> [Exercise objective] What is the number of lines that include the word "JSON"? Provide only that figure.

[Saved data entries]
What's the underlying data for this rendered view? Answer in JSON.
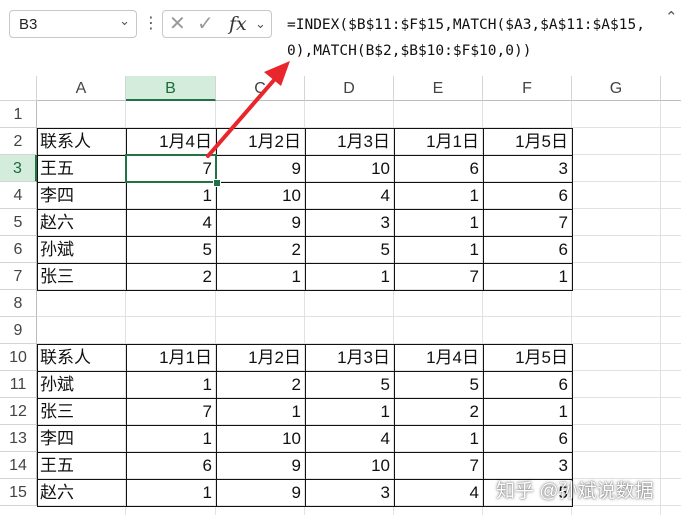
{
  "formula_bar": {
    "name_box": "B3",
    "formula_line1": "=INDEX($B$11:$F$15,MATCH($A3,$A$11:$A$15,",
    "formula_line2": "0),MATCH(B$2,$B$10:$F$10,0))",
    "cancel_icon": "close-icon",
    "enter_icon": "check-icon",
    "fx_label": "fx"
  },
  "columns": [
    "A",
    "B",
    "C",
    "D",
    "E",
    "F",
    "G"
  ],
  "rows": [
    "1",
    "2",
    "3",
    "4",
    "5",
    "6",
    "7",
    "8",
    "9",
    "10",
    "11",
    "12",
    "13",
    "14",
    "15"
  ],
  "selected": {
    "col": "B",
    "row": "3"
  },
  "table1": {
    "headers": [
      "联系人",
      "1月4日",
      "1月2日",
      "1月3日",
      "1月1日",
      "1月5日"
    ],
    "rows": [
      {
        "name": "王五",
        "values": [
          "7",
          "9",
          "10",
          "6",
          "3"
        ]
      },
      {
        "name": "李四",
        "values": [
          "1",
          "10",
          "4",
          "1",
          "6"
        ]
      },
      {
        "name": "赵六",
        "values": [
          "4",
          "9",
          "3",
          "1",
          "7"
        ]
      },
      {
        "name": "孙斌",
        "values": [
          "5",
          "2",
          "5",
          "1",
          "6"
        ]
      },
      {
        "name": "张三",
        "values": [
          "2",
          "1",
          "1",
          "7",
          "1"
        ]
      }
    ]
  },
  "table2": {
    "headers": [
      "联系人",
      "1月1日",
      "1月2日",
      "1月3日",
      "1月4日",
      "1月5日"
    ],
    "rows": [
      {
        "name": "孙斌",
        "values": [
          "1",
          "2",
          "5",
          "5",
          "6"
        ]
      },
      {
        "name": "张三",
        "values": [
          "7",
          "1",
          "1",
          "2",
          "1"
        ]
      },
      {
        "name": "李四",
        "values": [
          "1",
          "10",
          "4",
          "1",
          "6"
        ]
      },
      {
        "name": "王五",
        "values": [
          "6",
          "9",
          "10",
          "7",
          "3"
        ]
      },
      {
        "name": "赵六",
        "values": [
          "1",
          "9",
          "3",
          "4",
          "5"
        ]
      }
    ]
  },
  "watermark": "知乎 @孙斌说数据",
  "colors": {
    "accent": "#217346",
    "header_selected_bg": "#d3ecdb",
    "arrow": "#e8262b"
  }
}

...

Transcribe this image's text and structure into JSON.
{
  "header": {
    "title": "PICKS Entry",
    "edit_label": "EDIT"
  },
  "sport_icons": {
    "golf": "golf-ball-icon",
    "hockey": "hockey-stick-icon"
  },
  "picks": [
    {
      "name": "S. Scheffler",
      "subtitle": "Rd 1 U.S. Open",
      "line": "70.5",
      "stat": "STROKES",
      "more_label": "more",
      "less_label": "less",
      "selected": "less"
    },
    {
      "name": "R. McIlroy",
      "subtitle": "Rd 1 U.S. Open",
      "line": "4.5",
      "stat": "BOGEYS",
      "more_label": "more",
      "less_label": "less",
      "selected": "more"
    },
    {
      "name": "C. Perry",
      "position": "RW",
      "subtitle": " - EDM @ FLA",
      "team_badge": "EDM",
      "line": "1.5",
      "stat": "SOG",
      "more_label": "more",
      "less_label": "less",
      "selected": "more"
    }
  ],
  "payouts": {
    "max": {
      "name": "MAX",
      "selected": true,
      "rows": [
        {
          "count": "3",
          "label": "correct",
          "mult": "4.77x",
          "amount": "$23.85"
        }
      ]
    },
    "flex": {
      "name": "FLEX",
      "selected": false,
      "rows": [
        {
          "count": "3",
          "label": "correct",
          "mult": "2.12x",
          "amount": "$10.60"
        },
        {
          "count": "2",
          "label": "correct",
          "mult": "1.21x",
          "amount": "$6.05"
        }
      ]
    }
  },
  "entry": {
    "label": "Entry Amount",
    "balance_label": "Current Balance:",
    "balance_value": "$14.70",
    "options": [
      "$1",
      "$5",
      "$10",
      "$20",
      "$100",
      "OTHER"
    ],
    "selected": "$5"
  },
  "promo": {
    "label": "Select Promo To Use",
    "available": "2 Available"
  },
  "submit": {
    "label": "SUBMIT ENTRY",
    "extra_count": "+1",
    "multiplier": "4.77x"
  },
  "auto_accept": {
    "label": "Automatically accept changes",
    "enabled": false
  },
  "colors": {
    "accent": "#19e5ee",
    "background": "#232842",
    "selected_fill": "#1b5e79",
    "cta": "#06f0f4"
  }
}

> [Result for this task] 2